§ **Your instructions**:
Everything in the listing except the pictures should be written out exactly.

(Saved data entries)

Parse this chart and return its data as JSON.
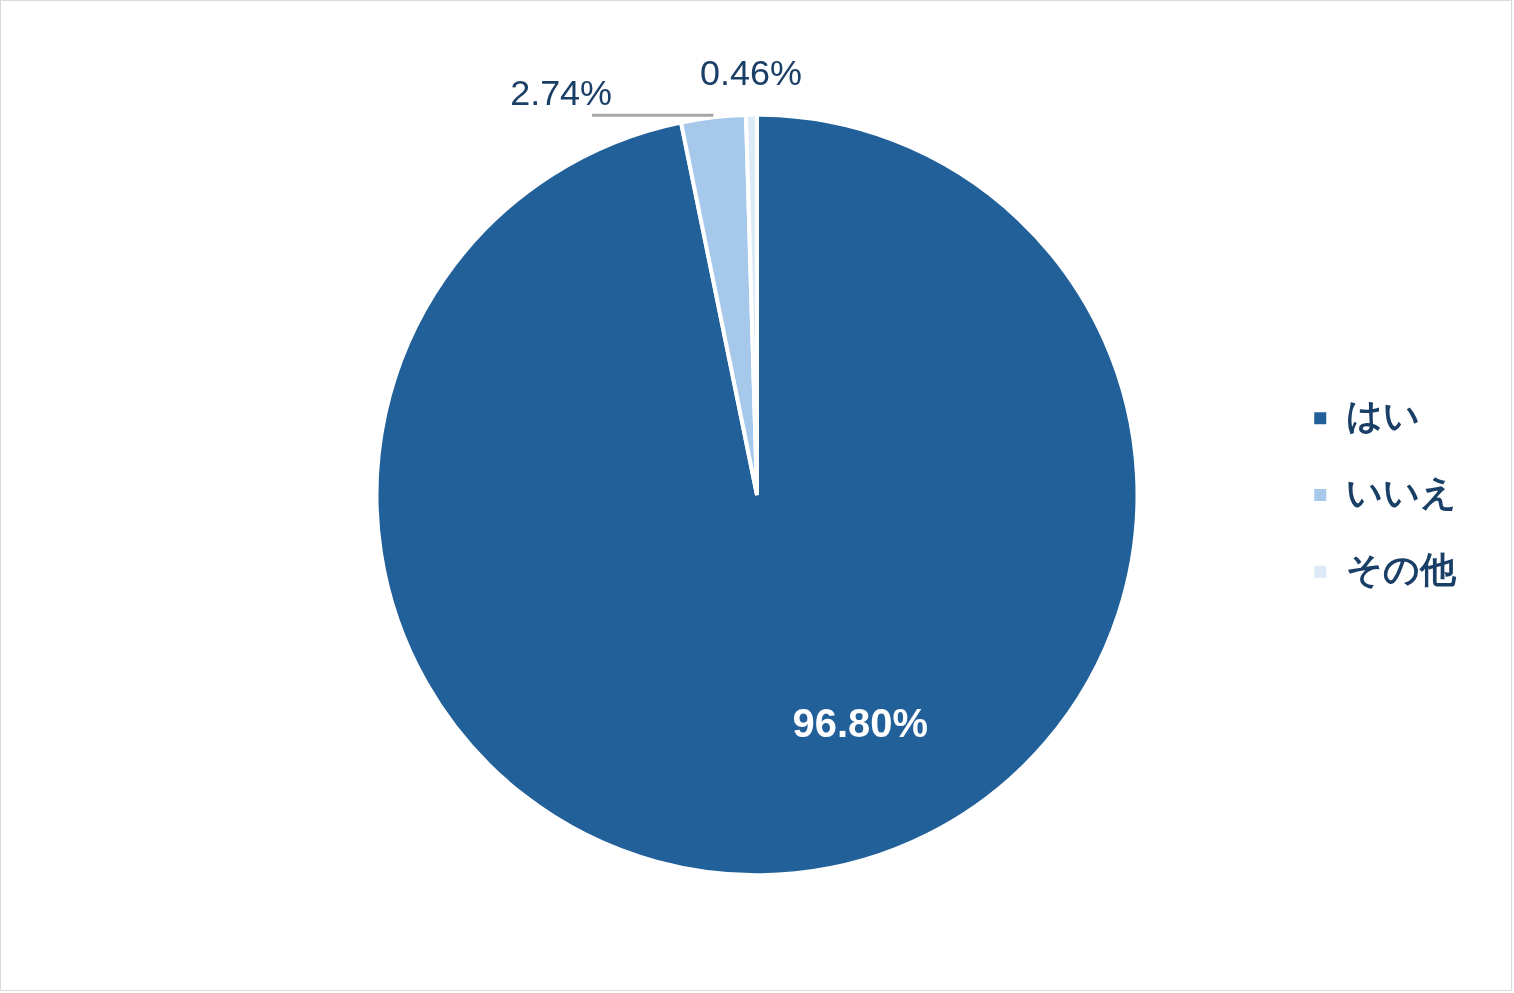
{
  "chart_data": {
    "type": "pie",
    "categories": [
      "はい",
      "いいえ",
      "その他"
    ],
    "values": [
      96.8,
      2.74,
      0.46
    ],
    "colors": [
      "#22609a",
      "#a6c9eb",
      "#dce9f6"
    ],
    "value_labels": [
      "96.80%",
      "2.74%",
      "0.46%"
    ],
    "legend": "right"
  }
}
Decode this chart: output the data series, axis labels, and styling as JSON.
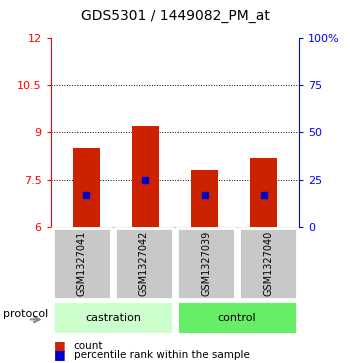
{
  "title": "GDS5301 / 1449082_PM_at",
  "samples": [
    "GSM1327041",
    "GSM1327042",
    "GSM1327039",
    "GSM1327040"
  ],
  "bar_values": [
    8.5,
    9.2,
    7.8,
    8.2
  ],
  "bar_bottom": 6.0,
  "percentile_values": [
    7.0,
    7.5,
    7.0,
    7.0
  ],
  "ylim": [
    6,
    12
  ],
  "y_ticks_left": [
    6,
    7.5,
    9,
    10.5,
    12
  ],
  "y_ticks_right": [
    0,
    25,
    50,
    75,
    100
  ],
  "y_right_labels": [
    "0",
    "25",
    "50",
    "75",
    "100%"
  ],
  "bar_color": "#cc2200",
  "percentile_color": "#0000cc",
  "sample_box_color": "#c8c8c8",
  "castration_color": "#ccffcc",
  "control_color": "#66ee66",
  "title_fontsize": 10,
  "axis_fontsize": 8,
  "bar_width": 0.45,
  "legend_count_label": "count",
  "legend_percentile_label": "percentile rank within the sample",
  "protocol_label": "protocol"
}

§ **Written response**:
Parse this chart and return its data as JSON.
{
  "chart_data": {
    "type": "pie",
    "categories": [
      "はい",
      "いいえ",
      "その他"
    ],
    "values": [
      96.8,
      2.74,
      0.46
    ],
    "colors": [
      "#22609a",
      "#a6c9eb",
      "#dce9f6"
    ],
    "value_labels": [
      "96.80%",
      "2.74%",
      "0.46%"
    ],
    "legend": "right"
  }
}
Decode this chart: output the data series, axis labels, and styling as JSON.
{
  "title": "GDS5301 / 1449082_PM_at",
  "samples": [
    "GSM1327041",
    "GSM1327042",
    "GSM1327039",
    "GSM1327040"
  ],
  "bar_values": [
    8.5,
    9.2,
    7.8,
    8.2
  ],
  "bar_bottom": 6.0,
  "percentile_values": [
    7.0,
    7.5,
    7.0,
    7.0
  ],
  "ylim": [
    6,
    12
  ],
  "y_ticks_left": [
    6,
    7.5,
    9,
    10.5,
    12
  ],
  "y_ticks_right": [
    0,
    25,
    50,
    75,
    100
  ],
  "y_right_labels": [
    "0",
    "25",
    "50",
    "75",
    "100%"
  ],
  "bar_color": "#cc2200",
  "percentile_color": "#0000cc",
  "sample_box_color": "#c8c8c8",
  "castration_color": "#ccffcc",
  "control_color": "#66ee66",
  "title_fontsize": 10,
  "axis_fontsize": 8,
  "bar_width": 0.45,
  "legend_count_label": "count",
  "legend_percentile_label": "percentile rank within the sample",
  "protocol_label": "protocol"
}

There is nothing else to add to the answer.